→ AIM OF THE TASK
Rewrite as a numbered list, skipping blank lines, only the lines starting with the line containing "text-line: 我相信缘份，假如能喜获您的赏识，给我一个机会，我将万分 xyxy=(140,374,788,403)" and continuing through the line containing "text-line: 药学求职信500字左右篇二 尊敬的领导：", both included.

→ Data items
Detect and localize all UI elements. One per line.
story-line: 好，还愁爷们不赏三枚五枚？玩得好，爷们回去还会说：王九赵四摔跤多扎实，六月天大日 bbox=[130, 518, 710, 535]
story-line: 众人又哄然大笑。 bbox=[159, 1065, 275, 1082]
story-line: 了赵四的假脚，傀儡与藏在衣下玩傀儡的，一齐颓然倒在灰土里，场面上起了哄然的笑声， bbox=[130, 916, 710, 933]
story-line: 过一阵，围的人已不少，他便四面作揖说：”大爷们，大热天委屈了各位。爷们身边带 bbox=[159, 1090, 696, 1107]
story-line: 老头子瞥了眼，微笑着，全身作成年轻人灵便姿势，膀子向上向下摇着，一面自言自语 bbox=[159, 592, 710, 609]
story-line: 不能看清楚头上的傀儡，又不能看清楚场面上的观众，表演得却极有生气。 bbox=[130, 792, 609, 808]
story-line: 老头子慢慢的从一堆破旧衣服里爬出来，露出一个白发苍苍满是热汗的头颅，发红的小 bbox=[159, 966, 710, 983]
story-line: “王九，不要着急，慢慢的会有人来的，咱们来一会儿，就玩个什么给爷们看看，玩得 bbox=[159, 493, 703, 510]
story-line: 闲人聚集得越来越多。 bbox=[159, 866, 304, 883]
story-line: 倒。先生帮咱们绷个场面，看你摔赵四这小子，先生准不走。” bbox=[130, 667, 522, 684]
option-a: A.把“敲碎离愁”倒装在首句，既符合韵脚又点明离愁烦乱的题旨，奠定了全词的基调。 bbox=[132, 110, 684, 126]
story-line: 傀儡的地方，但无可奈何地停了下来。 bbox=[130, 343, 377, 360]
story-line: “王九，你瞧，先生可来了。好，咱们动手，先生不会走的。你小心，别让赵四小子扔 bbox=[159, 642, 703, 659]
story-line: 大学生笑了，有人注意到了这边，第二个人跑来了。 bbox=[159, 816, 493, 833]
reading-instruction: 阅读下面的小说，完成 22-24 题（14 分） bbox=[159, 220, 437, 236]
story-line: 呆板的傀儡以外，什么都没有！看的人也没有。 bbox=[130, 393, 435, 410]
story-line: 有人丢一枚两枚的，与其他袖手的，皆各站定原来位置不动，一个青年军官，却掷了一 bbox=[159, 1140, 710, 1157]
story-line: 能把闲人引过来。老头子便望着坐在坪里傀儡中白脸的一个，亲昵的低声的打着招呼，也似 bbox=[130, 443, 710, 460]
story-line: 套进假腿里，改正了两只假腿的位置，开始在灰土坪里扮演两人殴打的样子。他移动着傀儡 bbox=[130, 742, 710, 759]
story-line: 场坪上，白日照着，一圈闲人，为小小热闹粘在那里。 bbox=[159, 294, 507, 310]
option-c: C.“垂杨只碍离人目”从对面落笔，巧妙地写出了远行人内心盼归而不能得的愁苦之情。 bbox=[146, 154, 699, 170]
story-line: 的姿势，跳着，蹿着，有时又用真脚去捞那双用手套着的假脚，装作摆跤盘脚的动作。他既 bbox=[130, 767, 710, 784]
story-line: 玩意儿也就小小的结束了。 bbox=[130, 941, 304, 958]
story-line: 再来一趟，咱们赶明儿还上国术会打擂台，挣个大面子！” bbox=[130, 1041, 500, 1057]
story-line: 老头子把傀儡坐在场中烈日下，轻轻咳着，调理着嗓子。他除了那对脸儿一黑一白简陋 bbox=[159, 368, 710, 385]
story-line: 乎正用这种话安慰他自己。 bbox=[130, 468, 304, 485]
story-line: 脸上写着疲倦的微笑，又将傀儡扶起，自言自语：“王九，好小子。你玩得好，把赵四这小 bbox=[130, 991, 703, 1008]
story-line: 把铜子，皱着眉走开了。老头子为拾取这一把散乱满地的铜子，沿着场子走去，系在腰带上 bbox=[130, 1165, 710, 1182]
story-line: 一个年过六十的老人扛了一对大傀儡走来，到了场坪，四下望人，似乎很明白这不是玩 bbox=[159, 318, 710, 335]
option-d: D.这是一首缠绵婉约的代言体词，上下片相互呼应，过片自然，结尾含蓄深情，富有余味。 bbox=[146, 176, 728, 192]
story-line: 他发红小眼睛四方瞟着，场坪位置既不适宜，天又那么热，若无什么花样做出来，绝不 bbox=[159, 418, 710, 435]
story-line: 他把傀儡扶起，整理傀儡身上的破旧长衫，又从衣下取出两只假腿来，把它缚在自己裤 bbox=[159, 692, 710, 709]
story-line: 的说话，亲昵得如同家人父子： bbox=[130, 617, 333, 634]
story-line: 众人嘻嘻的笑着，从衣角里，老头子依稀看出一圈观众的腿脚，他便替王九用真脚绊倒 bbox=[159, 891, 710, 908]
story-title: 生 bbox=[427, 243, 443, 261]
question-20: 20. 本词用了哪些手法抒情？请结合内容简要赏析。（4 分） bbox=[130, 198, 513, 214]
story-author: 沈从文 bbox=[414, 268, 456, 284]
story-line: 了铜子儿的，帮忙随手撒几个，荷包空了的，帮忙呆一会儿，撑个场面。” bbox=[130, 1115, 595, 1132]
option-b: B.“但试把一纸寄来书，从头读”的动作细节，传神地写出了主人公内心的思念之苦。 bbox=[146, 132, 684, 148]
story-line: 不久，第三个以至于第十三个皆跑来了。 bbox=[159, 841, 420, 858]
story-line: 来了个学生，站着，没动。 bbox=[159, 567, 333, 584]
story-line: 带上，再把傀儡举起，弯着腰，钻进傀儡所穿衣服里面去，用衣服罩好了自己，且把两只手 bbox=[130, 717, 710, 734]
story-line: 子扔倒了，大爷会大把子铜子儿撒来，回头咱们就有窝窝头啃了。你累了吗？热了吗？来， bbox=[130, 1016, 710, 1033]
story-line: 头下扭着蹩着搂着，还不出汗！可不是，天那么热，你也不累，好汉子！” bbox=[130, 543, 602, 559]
==
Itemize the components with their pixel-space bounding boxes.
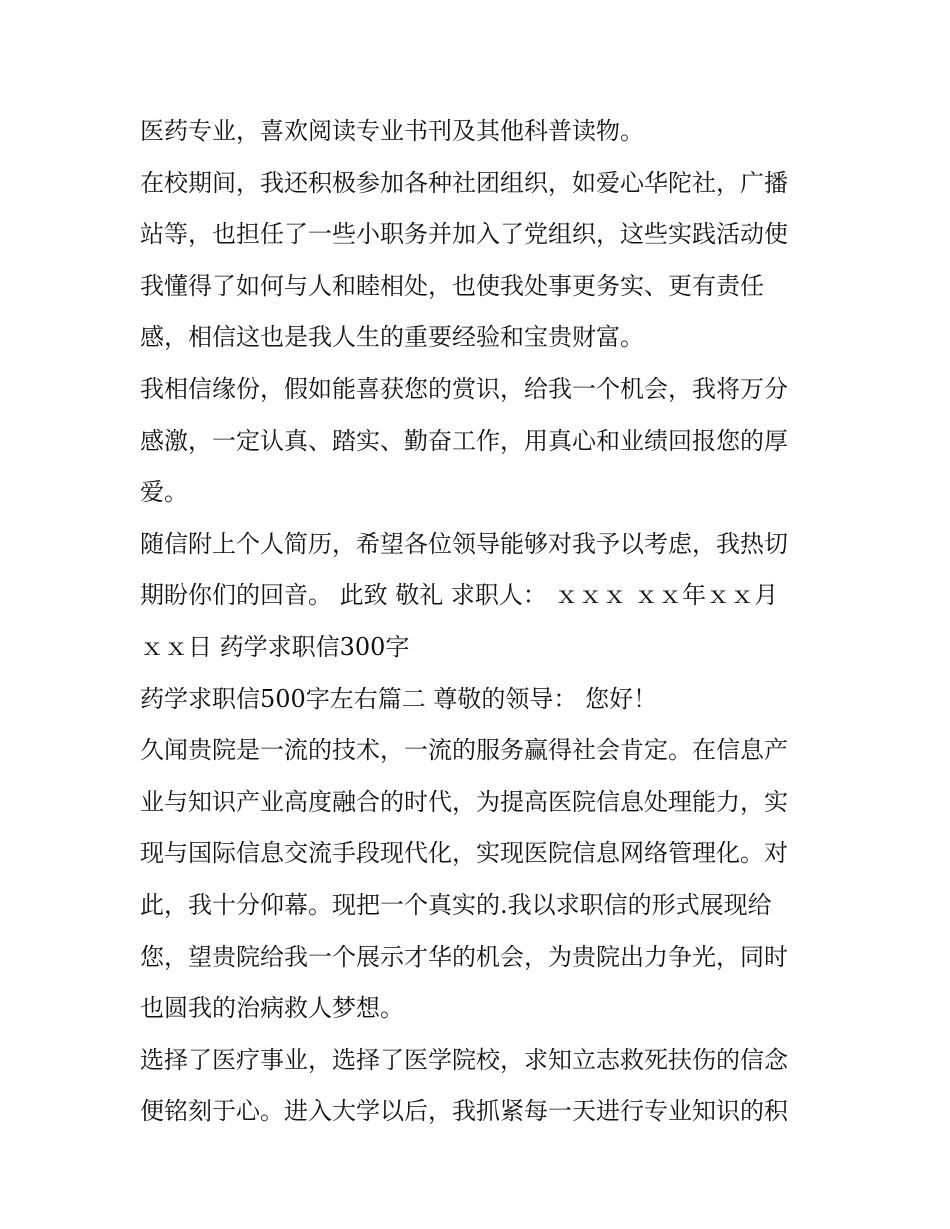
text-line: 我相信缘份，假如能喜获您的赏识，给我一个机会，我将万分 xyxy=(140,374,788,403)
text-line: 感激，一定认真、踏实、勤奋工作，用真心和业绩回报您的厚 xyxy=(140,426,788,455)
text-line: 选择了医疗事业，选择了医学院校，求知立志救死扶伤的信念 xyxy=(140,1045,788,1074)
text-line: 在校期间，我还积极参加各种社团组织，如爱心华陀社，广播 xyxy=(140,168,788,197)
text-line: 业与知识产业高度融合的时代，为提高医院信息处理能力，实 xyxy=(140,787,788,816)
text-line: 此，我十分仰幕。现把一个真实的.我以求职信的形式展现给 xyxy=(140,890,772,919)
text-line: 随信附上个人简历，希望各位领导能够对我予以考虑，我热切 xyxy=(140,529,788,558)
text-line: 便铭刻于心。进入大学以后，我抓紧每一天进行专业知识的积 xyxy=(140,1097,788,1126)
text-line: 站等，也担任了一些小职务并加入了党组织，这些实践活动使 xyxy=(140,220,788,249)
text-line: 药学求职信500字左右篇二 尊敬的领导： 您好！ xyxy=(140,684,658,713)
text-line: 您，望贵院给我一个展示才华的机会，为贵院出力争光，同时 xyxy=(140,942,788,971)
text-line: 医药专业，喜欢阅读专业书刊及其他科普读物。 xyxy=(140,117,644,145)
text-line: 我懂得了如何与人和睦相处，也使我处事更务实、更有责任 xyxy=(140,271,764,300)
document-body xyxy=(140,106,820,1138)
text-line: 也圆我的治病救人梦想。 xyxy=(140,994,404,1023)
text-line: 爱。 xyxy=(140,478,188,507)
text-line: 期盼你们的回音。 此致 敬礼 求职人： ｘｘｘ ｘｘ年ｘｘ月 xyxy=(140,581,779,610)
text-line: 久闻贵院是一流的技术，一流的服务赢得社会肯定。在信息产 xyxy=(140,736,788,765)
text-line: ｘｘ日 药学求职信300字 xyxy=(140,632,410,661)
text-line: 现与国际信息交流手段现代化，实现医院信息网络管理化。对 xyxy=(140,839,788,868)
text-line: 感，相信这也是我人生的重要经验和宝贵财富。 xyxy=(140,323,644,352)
...
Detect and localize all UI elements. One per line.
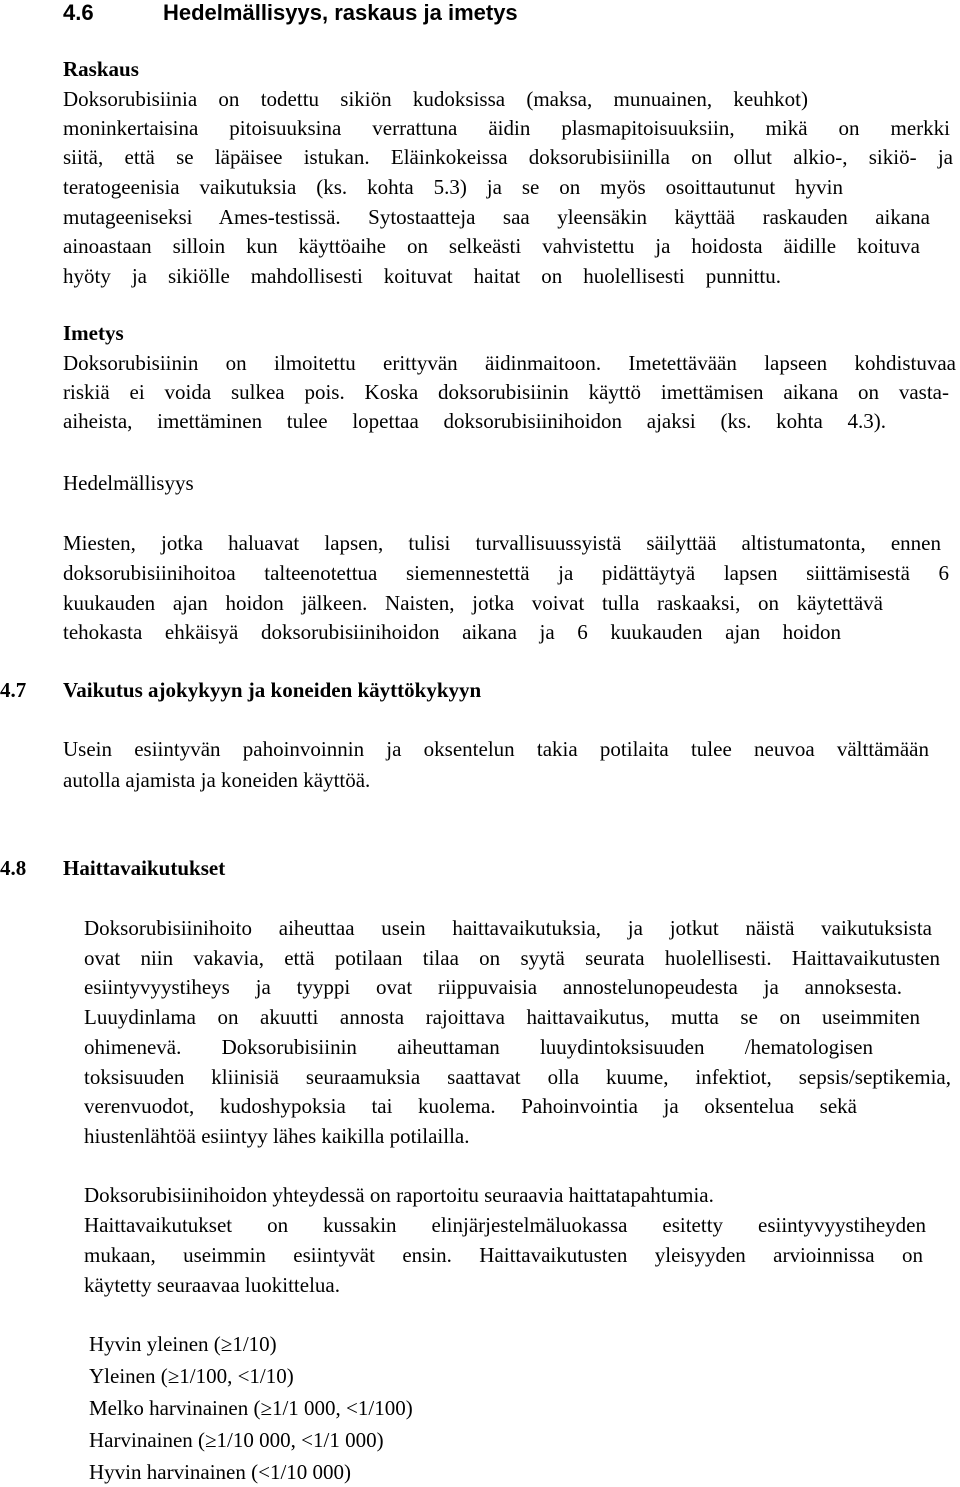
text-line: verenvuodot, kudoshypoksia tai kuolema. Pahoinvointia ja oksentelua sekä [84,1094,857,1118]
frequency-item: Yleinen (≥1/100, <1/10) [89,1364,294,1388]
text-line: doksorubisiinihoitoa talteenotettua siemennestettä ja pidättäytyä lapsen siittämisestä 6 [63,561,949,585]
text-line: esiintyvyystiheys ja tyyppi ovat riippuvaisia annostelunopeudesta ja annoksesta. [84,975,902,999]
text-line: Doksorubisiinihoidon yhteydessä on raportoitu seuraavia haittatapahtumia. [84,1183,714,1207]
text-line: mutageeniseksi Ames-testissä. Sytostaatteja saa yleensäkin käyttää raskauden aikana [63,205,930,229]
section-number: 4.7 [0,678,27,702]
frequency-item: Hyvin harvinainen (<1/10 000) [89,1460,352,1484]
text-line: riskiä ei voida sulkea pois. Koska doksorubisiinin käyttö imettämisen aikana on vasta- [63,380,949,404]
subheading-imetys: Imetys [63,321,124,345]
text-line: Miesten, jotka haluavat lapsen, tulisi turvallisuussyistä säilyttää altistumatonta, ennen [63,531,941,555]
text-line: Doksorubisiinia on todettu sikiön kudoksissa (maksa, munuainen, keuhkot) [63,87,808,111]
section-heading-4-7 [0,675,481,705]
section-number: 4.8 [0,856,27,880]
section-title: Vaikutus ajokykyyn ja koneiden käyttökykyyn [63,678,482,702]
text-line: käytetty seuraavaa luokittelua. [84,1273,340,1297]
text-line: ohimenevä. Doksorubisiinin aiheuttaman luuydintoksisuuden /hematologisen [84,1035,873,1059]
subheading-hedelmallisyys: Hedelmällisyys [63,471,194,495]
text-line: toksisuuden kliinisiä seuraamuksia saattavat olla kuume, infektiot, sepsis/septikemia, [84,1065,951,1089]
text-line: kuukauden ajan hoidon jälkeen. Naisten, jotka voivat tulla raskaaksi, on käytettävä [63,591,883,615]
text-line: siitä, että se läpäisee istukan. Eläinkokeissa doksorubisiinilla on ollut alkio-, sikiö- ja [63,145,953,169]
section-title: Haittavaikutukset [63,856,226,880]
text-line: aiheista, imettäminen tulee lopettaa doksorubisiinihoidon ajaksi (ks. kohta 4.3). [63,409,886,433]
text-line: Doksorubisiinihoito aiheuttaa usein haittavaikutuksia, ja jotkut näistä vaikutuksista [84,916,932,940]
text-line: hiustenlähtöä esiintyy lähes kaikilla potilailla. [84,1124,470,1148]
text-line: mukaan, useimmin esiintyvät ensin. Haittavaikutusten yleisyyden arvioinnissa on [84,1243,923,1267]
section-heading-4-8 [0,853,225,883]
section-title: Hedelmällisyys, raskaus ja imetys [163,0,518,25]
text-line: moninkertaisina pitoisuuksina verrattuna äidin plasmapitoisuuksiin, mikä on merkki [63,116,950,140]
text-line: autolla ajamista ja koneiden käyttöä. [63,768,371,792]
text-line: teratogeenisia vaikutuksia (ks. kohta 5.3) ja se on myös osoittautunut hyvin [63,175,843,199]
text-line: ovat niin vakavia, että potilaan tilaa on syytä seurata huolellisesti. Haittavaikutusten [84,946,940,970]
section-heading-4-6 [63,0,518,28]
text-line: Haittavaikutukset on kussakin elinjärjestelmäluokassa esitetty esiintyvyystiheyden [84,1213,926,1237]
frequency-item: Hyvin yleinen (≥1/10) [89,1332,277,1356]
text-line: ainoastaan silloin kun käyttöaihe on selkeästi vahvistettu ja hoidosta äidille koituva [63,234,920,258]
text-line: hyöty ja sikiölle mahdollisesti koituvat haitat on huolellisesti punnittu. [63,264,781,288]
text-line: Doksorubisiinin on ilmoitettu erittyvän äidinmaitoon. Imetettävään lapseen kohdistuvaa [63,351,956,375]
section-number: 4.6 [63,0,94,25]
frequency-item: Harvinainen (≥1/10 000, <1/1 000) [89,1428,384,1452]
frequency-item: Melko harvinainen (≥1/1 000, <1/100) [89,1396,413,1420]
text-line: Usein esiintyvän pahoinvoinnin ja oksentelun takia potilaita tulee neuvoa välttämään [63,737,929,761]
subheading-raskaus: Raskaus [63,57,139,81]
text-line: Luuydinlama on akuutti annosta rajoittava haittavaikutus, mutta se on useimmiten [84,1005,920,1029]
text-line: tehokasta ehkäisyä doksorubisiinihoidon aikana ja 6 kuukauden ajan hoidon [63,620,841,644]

→ RESULT OF THE TASK
1. text-line: 我相信缘份，假如能喜获您的赏识，给我一个机会，我将万分 xyxy=(140,374,788,403)
2. text-line: 感激，一定认真、踏实、勤奋工作，用真心和业绩回报您的厚 xyxy=(140,426,788,455)
3. text-line: 选择了医疗事业，选择了医学院校，求知立志救死扶伤的信念 xyxy=(140,1045,788,1074)
4. text-line: 在校期间，我还积极参加各种社团组织，如爱心华陀社，广播 xyxy=(140,168,788,197)
5. text-line: 业与知识产业高度融合的时代，为提高医院信息处理能力，实 xyxy=(140,787,788,816)
6. text-line: 此，我十分仰幕。现把一个真实的.我以求职信的形式展现给 xyxy=(140,890,772,919)
7. text-line: 随信附上个人简历，希望各位领导能够对我予以考虑，我热切 xyxy=(140,529,788,558)
8. text-line: 便铭刻于心。进入大学以后，我抓紧每一天进行专业知识的积 xyxy=(140,1097,788,1126)
9. text-line: 站等，也担任了一些小职务并加入了党组织，这些实践活动使 xyxy=(140,220,788,249)
10. text-line: 药学求职信500字左右篇二 尊敬的领导： 您好！ xyxy=(140,684,658,713)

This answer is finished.